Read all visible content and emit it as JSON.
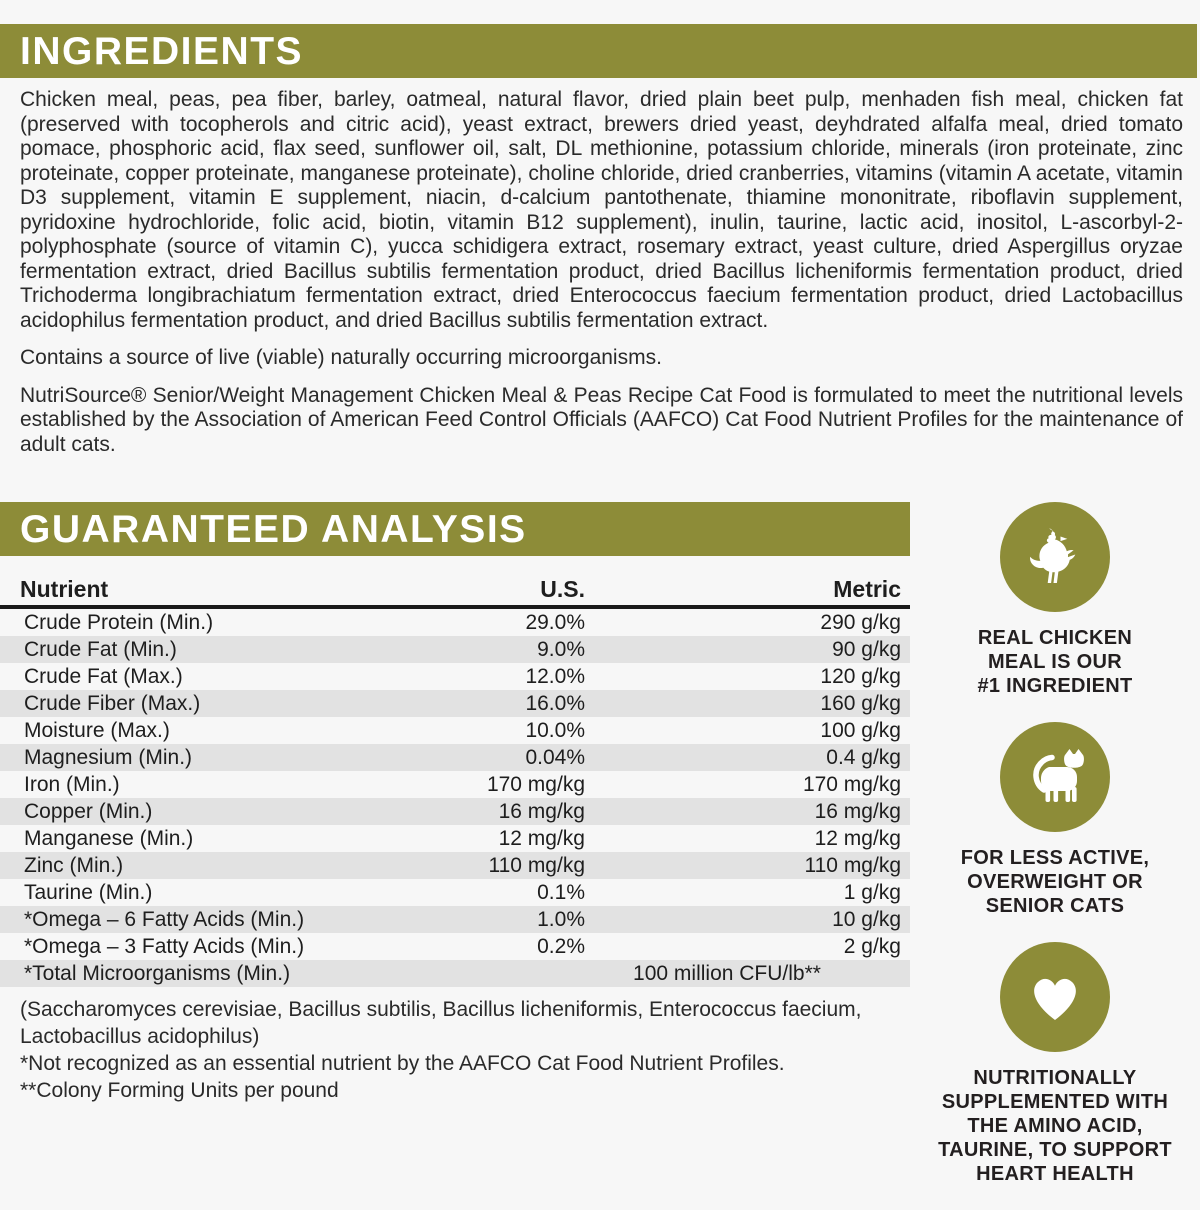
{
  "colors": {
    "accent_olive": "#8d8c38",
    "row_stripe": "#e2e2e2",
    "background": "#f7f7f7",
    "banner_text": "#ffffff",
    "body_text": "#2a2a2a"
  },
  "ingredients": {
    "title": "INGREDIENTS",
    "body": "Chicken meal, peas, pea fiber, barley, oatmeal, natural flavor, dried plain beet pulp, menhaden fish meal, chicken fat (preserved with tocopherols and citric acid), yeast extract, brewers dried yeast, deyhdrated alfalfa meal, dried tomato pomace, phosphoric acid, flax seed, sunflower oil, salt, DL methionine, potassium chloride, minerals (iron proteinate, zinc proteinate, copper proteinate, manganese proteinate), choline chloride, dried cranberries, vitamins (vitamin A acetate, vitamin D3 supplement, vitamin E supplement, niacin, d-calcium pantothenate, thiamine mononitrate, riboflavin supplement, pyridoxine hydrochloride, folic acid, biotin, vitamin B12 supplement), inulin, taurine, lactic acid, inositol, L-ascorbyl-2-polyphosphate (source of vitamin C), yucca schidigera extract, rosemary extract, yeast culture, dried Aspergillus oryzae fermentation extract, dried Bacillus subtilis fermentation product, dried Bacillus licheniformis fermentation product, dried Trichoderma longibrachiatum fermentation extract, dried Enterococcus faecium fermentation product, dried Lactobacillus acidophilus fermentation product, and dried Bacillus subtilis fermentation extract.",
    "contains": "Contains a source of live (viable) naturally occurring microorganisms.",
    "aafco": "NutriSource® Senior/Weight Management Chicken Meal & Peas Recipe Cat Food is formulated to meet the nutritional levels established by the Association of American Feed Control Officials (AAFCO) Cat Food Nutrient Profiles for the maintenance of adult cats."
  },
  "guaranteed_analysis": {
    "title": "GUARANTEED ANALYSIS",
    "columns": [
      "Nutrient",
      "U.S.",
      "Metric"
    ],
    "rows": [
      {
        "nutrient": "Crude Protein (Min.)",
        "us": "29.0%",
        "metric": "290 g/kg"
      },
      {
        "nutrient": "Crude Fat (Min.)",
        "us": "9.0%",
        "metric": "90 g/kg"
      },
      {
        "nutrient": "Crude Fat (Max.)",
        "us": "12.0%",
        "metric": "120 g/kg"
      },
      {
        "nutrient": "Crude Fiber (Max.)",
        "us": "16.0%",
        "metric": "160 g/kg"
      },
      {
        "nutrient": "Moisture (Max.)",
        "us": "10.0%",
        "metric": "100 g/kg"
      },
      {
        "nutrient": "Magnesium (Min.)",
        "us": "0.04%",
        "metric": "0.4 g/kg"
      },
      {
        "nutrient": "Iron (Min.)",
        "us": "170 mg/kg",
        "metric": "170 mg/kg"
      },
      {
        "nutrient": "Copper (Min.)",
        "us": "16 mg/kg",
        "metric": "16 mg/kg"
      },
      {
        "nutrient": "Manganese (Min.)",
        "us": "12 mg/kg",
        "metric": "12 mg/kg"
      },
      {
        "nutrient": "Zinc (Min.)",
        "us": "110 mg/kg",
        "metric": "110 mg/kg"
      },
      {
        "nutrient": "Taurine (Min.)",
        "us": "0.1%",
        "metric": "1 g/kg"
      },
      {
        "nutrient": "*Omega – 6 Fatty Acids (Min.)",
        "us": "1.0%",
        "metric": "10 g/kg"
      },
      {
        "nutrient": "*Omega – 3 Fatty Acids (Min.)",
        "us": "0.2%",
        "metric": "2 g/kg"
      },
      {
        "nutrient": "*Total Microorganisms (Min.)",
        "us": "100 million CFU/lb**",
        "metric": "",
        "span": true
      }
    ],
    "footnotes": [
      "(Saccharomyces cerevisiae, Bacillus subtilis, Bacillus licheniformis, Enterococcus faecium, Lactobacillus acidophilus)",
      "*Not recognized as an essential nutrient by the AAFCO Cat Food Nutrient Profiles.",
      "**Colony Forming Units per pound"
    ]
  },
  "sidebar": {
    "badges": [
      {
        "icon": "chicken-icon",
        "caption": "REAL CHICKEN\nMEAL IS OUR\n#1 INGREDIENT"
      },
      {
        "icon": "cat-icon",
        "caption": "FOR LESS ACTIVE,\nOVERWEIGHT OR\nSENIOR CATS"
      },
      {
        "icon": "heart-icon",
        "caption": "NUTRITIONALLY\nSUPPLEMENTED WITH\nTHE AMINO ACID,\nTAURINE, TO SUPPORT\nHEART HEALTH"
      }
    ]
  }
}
---
* Problem
If a line in the records above contains "AAFCO", copy that line.

* Output of the exercise
    "aafco": "NutriSource® Senior/Weight Management Chicken Meal & Peas Recipe Cat Food is formulated to meet the nutritional levels established by the Association of American Feed Control Officials (AAFCO) Cat Food Nutrient Profiles for the maintenance of adult cats."
      "*Not recognized as an essential nutrient by the AAFCO Cat Food Nutrient Profiles.",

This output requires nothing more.